##### Supplied records #####

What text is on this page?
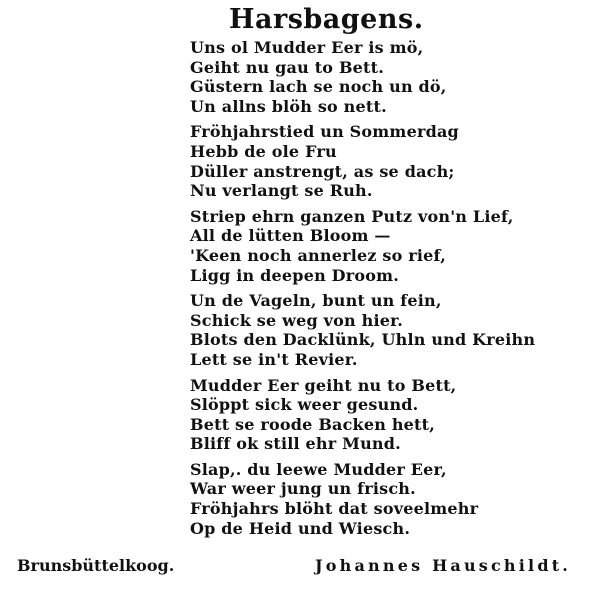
Harsbagens.
Uns ol Mudder Eer is mö,
Geiht nu gau to Bett.
Güstern lach se noch un dö,
Un allns blöh so nett.
Fröhjahrstied un Sommerdag
Hebb de ole Fru
Düller anstrengt, as se dach;
Nu verlangt se Ruh.
Striep ehrn ganzen Putz von'n Lief,
All de lütten Bloom —
'Keen noch annerlez so rief,
Ligg in deepen Droom.
Un de Vageln, bunt un fein,
Schick se weg von hier.
Blots den Dacklünk, Uhln und Kreihn
Lett se in't Revier.
Mudder Eer geiht nu to Bett,
Slöppt sick weer gesund.
Bett se roode Backen hett,
Bliff ok still ehr Mund.
Slap,. du leewe Mudder Eer,
War weer jung un frisch.
Fröhjahrs blöht dat soveelmehr
Op de Heid und Wiesch.
Brunsbüttelkoog.	Johannes Hauschildt.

#####

### [Work to complete]
Determine how many lines of the records above contain the word "Mudder", and report only that number.

### [Full solution]
3